Dataset items:
===============
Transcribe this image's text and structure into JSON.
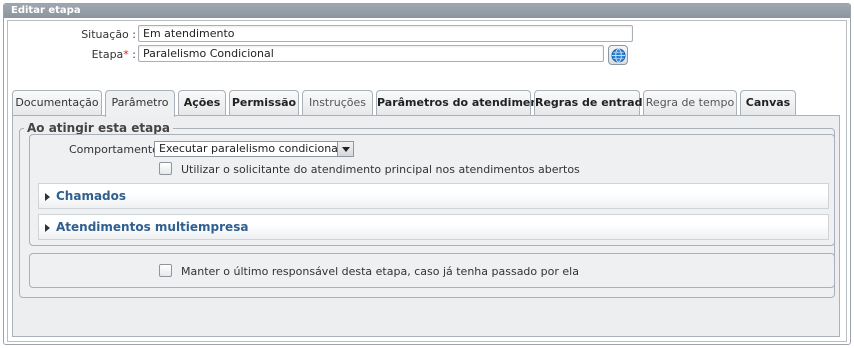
{
  "window": {
    "title": "Editar etapa"
  },
  "form": {
    "situacao": {
      "label": "Situação :",
      "value": "Em atendimento"
    },
    "etapa": {
      "label": "Etapa",
      "required_mark": "*",
      "suffix": " :",
      "value": "Paralelismo Condicional"
    },
    "lookup_icon": "globe-icon"
  },
  "tabs": [
    {
      "label": "Documentação",
      "state": "normal"
    },
    {
      "label": "Parâmetro",
      "state": "active"
    },
    {
      "label": "Ações",
      "state": "bold"
    },
    {
      "label": "Permissão",
      "state": "bold"
    },
    {
      "label": "Instruções",
      "state": "muted"
    },
    {
      "label": "Parâmetros do atendimento",
      "state": "bold"
    },
    {
      "label": "Regras de entrada",
      "state": "bold"
    },
    {
      "label": "Regra de tempo",
      "state": "muted"
    },
    {
      "label": "Canvas",
      "state": "bold"
    }
  ],
  "panel": {
    "legend": "Ao atingir esta etapa",
    "comportamento": {
      "label": "Comportamento :",
      "value": "Executar paralelismo condicional"
    },
    "checkbox_solicitante": {
      "label": "Utilizar o solicitante do atendimento principal nos atendimentos abertos",
      "checked": false
    },
    "sections": [
      {
        "label": "Chamados"
      },
      {
        "label": "Atendimentos multiempresa"
      }
    ],
    "checkbox_responsavel": {
      "label": "Manter o último responsável desta etapa, caso já tenha passado por ela",
      "checked": false
    }
  },
  "colors": {
    "section_title": "#2e5f8f",
    "required": "#d32222",
    "titlebar": "#949da6"
  }
}
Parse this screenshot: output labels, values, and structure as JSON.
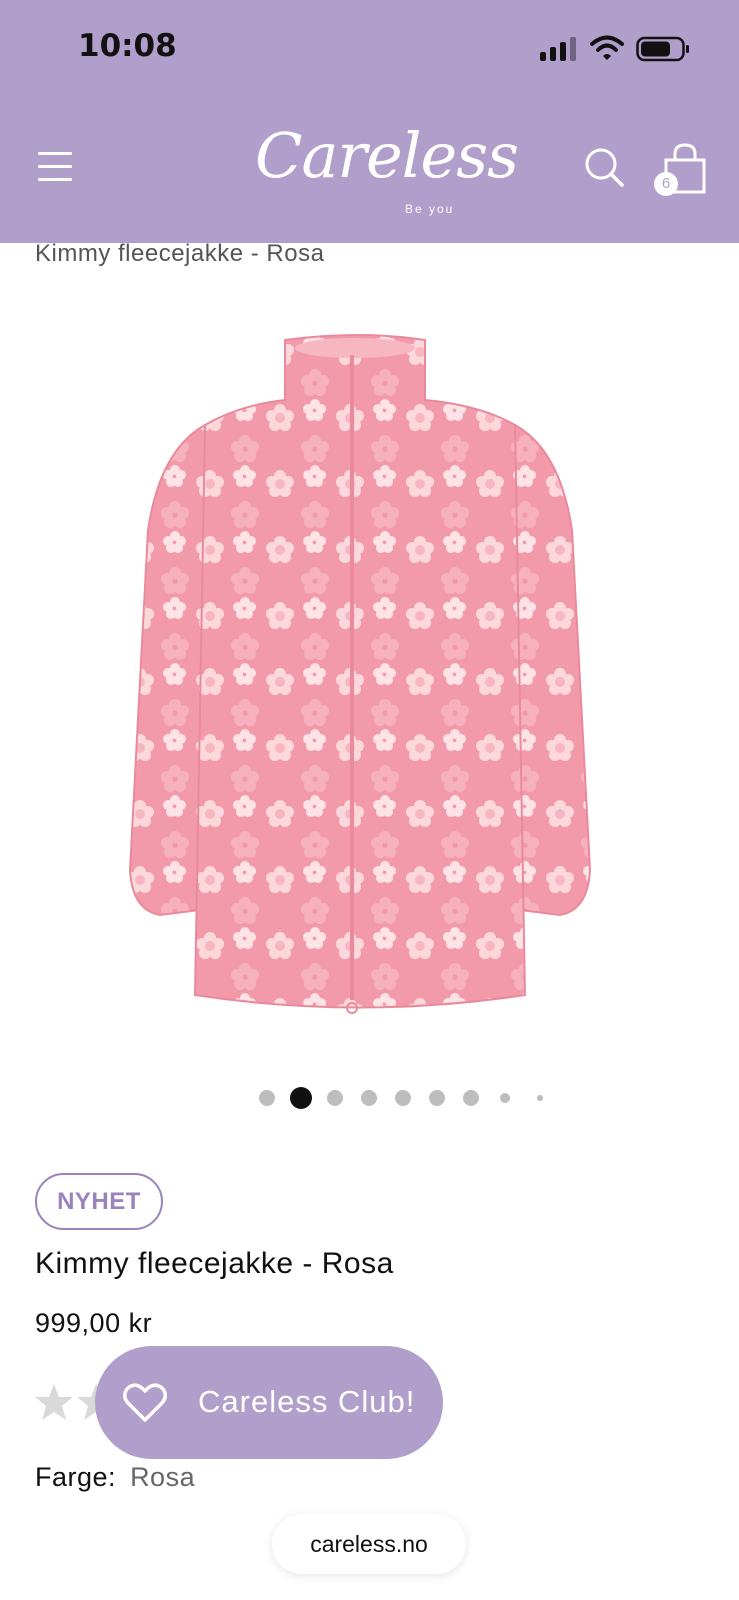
{
  "status_bar": {
    "time": "10:08",
    "icons": [
      "signal-icon",
      "wifi-icon",
      "battery-icon"
    ]
  },
  "header": {
    "background": "#b19fcb",
    "logo_text": "Careless",
    "logo_tagline": "Be you",
    "cart_count": "6",
    "icons": [
      "menu-icon",
      "search-icon",
      "shopping-bag-icon"
    ]
  },
  "breadcrumb": {
    "title": "Kimmy fleecejakke - Rosa"
  },
  "gallery": {
    "image_icon": "pink-floral-fleece-jacket",
    "slide_count": 9,
    "active_index": 1
  },
  "product": {
    "badge": "NYHET",
    "title": "Kimmy fleecejakke - Rosa",
    "price": "999,00 kr",
    "color_label": "Farge:",
    "color_value": "Rosa",
    "rating_icon": "star-icon"
  },
  "club_button": {
    "label": "Careless Club!",
    "icon": "heart-icon"
  },
  "browser": {
    "url": "careless.no"
  },
  "colors": {
    "accent": "#b19fcb",
    "badge_border": "#9a83bd",
    "jacket_pink": "#f29aaa",
    "flower_light": "#fcd8dd"
  }
}
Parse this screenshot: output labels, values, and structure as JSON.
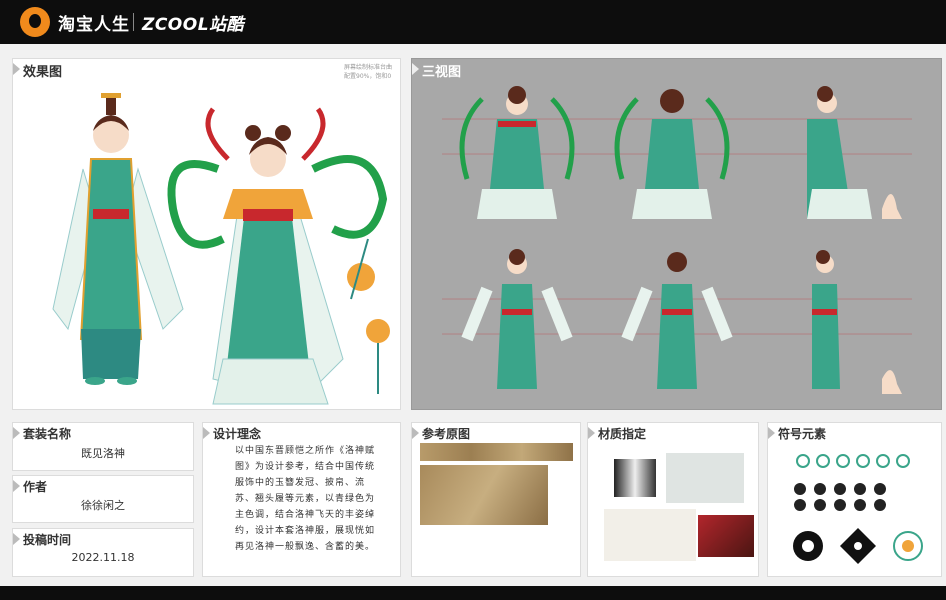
===============
**TASK INSTRUCTIONS**.
Write out all the entries exactly, except for the pictures.

**SOLUTION FOR THIS EXERCISE**.
Transcribe this image's text and structure into JSON.
{
  "window": {
    "title": "Editar etapa"
  },
  "form": {
    "situacao": {
      "label": "Situação :",
      "value": "Em atendimento"
    },
    "etapa": {
      "label": "Etapa",
      "required_mark": "*",
      "suffix": " :",
      "value": "Paralelismo Condicional"
    },
    "lookup_icon": "globe-icon"
  },
  "tabs": [
    {
      "label": "Documentação",
      "state": "normal"
    },
    {
      "label": "Parâmetro",
      "state": "active"
    },
    {
      "label": "Ações",
      "state": "bold"
    },
    {
      "label": "Permissão",
      "state": "bold"
    },
    {
      "label": "Instruções",
      "state": "muted"
    },
    {
      "label": "Parâmetros do atendimento",
      "state": "bold"
    },
    {
      "label": "Regras de entrada",
      "state": "bold"
    },
    {
      "label": "Regra de tempo",
      "state": "muted"
    },
    {
      "label": "Canvas",
      "state": "bold"
    }
  ],
  "panel": {
    "legend": "Ao atingir esta etapa",
    "comportamento": {
      "label": "Comportamento :",
      "value": "Executar paralelismo condicional"
    },
    "checkbox_solicitante": {
      "label": "Utilizar o solicitante do atendimento principal nos atendimentos abertos",
      "checked": false
    },
    "sections": [
      {
        "label": "Chamados"
      },
      {
        "label": "Atendimentos multiempresa"
      }
    ],
    "checkbox_responsavel": {
      "label": "Manter o último responsável desta etapa, caso já tenha passado por ela",
      "checked": false
    }
  },
  "colors": {
    "section_title": "#2e5f8f",
    "required": "#d32222",
    "titlebar": "#949da6"
  }
}
Parse this screenshot: output labels, values, and structure as JSON.
{
  "status_bar": {
    "time": "10:08",
    "icons": [
      "signal-icon",
      "wifi-icon",
      "battery-icon"
    ]
  },
  "header": {
    "background": "#b19fcb",
    "logo_text": "Careless",
    "logo_tagline": "Be you",
    "cart_count": "6",
    "icons": [
      "menu-icon",
      "search-icon",
      "shopping-bag-icon"
    ]
  },
  "breadcrumb": {
    "title": "Kimmy fleecejakke - Rosa"
  },
  "gallery": {
    "image_icon": "pink-floral-fleece-jacket",
    "slide_count": 9,
    "active_index": 1
  },
  "product": {
    "badge": "NYHET",
    "title": "Kimmy fleecejakke - Rosa",
    "price": "999,00 kr",
    "color_label": "Farge:",
    "color_value": "Rosa",
    "rating_icon": "star-icon"
  },
  "club_button": {
    "label": "Careless Club!",
    "icon": "heart-icon"
  },
  "browser": {
    "url": "careless.no"
  },
  "colors": {
    "accent": "#b19fcb",
    "badge_border": "#9a83bd",
    "jacket_pink": "#f29aaa",
    "flower_light": "#fcd8dd"
  }
}
Parse this screenshot: output labels, values, and structure as JSON.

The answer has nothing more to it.